### Objective
Identify all lines in the listing that include the word "радиус", and copy them out.

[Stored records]
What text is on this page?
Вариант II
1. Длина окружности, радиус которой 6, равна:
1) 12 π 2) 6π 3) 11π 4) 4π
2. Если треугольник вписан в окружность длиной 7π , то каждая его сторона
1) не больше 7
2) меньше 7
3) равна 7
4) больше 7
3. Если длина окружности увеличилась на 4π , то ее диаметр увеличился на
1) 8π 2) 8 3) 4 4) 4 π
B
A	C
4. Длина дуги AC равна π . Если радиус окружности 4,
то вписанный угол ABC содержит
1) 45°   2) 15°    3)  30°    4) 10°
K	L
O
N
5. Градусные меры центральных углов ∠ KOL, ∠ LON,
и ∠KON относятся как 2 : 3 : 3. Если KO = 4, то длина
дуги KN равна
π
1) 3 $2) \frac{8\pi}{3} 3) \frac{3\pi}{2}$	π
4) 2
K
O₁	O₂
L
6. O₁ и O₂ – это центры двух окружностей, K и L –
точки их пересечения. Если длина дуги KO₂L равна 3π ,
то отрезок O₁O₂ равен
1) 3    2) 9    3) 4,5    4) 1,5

### Complete response
1. Длина окружности, радиус которой 6, равна:
4. Длина дуги AC равна π . Если радиус окружности 4,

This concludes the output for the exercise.